Doreen Kessy is a Tanzanian education activist, and entrepreneur - founder and CEO of Jamani Africa a food processing and distribution company based in Tanzania. She is the former Chief Business Officer and Chief Operations Officer at Ubongo Learning Ltd, a social enterprise that provides educational content using cartoons. Kessy joined Ubongo in 2014 to work towards a solution for the lack of fun educational content in Africa produced in local African languages. They believed that by employing Ubongo, instructors' work with children could be supported and made much easier when the topic was taught through cartoons.
It is estimated that almost 25 million family households in 41 countries in Africa watch and learn from Ubongo cartoons every week.

Education and career
Kessy received a master's degree in Business Administration and a bachelor's degree in International Business and Economics from Liberty University in Virginia. Prior to Ubongo, Kessy worked with a variety of organizations including International Justice Mission, Wells Fargo and Smile Africa, and she designed poverty relief programs implemented in Zimbabwe and Zambia.

■ **Requests**
A. Summarize the text about Doreen Kessy in two sentences.
B. According to the text about Doreen Kessy, why did Kessy join Ubongo in 2014? Answer in one or two sentences.
C. Rewrite the passage of the text about Doreen Kessy between "Doreen Kessy is" and "cartoons every week.", inclusive, substituting "animations" for "cartoons".

■ **Listing**
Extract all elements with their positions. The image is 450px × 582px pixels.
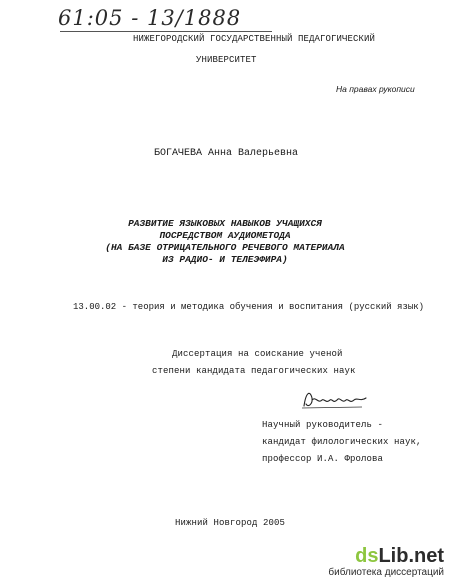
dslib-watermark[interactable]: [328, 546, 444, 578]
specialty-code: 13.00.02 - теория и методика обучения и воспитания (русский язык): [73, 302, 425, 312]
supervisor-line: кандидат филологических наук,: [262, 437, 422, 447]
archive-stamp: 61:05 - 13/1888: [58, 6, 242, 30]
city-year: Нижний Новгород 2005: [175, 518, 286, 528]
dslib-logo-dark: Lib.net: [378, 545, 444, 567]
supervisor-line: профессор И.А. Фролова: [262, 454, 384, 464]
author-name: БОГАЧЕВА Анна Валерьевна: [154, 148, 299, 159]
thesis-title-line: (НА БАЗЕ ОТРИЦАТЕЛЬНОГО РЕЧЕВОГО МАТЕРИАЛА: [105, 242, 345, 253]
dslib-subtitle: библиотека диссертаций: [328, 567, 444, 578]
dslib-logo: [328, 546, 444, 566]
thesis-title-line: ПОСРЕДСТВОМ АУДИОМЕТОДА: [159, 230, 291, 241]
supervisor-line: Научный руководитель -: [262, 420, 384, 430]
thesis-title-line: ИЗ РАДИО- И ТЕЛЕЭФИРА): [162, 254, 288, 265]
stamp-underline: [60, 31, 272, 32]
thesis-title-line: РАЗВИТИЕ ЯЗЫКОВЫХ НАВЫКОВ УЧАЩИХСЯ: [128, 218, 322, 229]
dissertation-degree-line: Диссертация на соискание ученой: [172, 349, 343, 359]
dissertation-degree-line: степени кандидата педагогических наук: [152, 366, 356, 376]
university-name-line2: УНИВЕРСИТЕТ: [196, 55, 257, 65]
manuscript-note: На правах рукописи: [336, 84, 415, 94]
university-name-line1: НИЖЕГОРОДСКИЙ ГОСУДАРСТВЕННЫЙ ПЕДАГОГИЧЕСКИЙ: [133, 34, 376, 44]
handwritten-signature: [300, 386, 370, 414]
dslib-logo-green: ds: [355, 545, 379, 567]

---

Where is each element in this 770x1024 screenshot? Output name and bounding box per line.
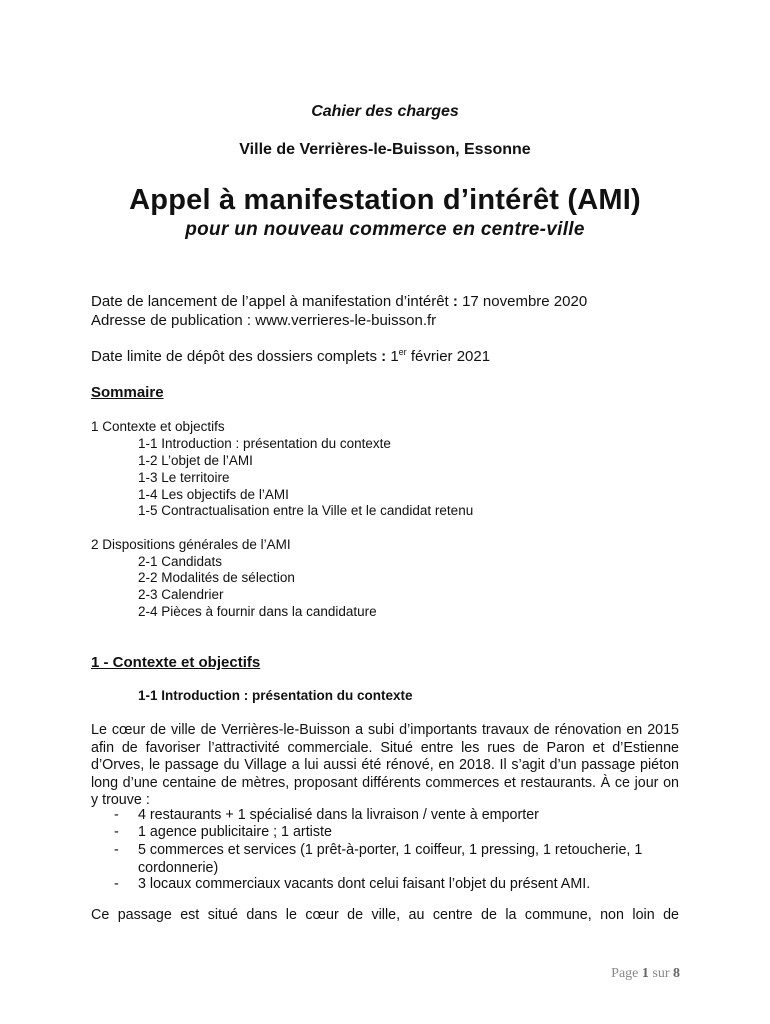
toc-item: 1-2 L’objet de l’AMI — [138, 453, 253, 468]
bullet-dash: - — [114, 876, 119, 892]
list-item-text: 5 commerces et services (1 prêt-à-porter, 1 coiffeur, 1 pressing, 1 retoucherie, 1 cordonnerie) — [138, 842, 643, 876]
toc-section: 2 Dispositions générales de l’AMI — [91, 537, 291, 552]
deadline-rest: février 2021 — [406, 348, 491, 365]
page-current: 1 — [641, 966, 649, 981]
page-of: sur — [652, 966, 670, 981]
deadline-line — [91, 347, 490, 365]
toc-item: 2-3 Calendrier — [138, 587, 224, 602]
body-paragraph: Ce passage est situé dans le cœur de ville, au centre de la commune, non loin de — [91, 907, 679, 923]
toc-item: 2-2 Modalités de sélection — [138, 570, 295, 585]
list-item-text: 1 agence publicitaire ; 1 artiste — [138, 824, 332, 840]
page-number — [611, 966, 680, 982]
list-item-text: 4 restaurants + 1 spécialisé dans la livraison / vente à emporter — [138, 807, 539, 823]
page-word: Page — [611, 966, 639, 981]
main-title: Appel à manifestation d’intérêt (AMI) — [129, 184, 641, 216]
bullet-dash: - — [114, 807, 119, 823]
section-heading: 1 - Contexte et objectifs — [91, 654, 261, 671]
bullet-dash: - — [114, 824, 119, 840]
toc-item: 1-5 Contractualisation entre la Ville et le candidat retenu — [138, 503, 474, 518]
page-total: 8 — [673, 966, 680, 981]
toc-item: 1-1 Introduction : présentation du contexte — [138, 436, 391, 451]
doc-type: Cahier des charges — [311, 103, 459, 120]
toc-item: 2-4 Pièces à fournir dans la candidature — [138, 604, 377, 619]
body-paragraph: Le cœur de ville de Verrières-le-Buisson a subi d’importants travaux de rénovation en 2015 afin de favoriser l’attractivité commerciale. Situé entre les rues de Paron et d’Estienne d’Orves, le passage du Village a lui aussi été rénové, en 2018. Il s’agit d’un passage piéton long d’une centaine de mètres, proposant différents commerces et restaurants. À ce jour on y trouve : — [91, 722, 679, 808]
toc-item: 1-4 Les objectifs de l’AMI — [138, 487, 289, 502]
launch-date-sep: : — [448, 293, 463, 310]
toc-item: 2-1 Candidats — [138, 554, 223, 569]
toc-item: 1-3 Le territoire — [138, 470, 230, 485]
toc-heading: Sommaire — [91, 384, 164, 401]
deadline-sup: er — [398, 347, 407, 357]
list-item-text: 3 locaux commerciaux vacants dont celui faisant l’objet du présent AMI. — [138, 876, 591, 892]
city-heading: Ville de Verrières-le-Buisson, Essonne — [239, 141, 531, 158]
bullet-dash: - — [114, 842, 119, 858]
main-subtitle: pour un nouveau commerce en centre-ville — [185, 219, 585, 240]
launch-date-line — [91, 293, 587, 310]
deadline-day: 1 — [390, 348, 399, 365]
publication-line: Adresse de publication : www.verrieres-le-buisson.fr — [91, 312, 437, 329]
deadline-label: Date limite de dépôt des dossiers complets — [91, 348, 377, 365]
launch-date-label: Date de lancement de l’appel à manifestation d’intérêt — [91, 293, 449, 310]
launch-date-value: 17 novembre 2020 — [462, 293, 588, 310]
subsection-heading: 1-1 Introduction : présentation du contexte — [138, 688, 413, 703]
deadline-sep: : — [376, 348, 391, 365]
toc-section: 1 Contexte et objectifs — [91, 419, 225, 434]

==

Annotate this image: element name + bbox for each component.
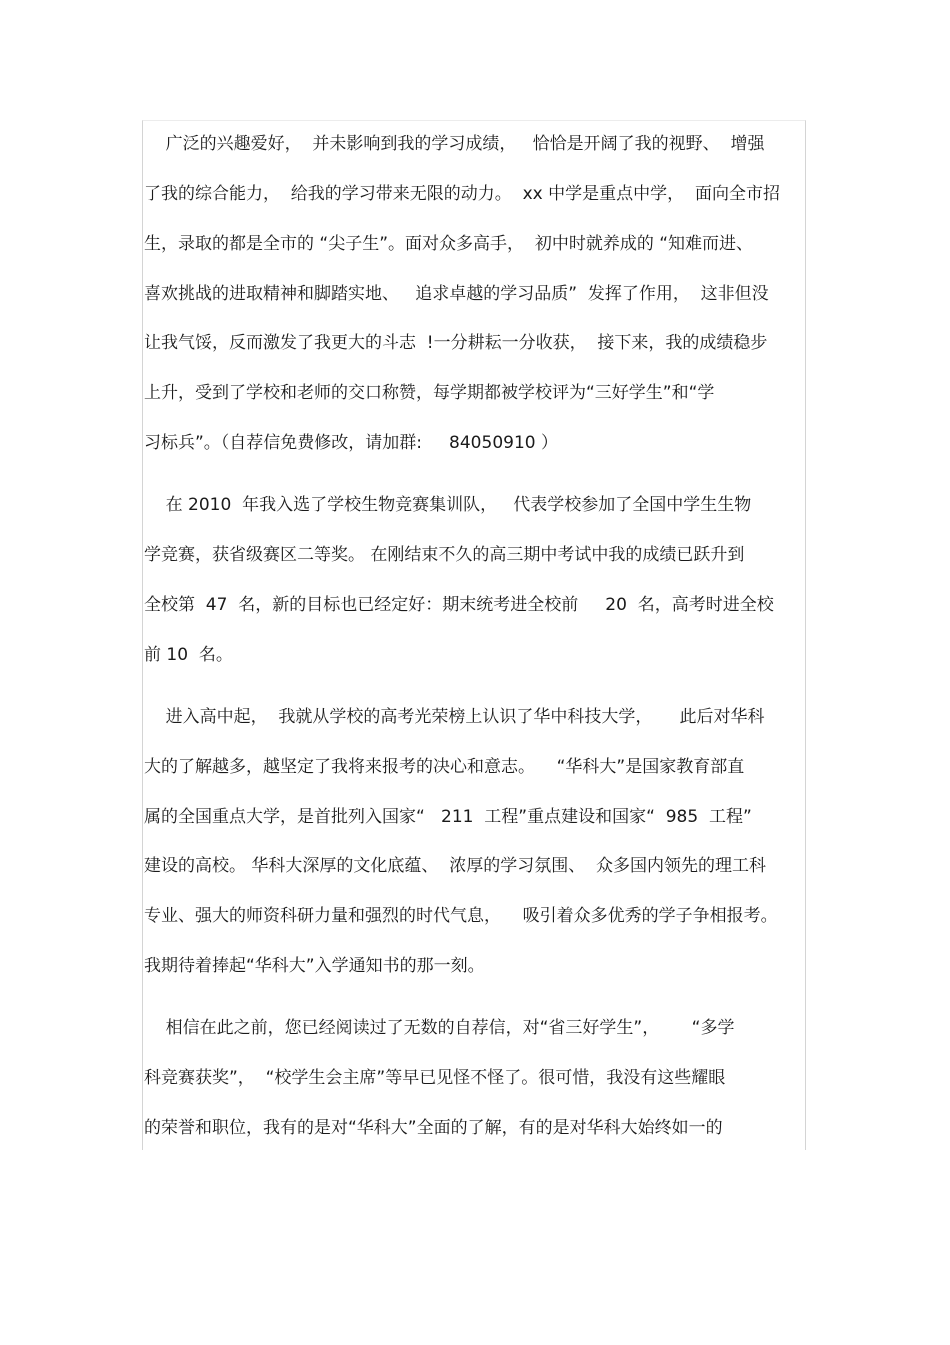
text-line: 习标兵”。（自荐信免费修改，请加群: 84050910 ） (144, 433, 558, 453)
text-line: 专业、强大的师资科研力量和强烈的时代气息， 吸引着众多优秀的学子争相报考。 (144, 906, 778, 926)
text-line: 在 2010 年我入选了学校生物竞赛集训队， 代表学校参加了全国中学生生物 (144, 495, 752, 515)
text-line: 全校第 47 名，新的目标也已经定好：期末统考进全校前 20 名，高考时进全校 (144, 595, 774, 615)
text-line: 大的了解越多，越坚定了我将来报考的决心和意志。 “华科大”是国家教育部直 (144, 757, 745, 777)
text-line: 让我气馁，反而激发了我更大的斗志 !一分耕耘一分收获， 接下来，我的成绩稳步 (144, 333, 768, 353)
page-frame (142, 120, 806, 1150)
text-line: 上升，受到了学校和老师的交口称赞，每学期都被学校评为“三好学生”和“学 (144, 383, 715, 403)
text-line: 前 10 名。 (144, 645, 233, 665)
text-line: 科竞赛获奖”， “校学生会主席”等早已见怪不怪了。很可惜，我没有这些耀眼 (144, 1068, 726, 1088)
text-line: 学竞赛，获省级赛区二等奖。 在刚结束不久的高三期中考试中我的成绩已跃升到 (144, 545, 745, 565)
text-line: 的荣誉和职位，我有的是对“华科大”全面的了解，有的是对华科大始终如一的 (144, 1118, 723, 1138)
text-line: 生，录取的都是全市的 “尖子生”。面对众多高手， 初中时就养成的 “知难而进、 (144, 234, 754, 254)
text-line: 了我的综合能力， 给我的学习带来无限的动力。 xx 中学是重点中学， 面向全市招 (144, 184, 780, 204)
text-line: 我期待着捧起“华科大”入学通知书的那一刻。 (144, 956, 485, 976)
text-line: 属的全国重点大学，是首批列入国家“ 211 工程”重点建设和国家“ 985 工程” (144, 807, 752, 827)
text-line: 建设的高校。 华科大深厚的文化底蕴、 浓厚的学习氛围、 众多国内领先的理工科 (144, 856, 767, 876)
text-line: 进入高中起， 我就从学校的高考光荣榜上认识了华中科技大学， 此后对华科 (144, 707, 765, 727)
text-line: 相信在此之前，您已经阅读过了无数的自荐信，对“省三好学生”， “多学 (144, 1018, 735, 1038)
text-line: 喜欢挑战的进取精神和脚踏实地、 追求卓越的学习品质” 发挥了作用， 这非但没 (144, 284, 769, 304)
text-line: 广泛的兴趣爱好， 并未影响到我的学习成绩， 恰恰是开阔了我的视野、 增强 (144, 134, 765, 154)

■ **Expected answers**
A. Doreen Kessy is a Tanzanian education activist and entrepreneur who founded and serves as CEO of Jamani Africa, a food processing and distribution company. She previously served as Chief Business Officer and Chief Operations Officer at Ubongo Learning Ltd, a social enterprise that provides educational content through cartoons, and she holds business degrees from Liberty University in Virginia.

B. Kessy joined Ubongo to work toward a solution for the lack of fun educational content in Africa produced in local African languages.

C.
Doreen Kessy is a Tanzanian education activist, and entrepreneur - founder and CEO of Jamani Africa a food processing and distribution company based in Tanzania. She is the former Chief Business Officer and Chief Operations Officer at Ubongo Learning Ltd, a social enterprise that provides educational content using animations. Kessy joined Ubongo in 2014 to work towards a solution for the lack of fun educational content in Africa produced in local African languages. They believed that by employing Ubongo, instructors' work with children could be supported and made much easier when the topic was taught through animations.
It is estimated that almost 25 million family households in 41 countries in Africa watch and learn from Ubongo animations every week.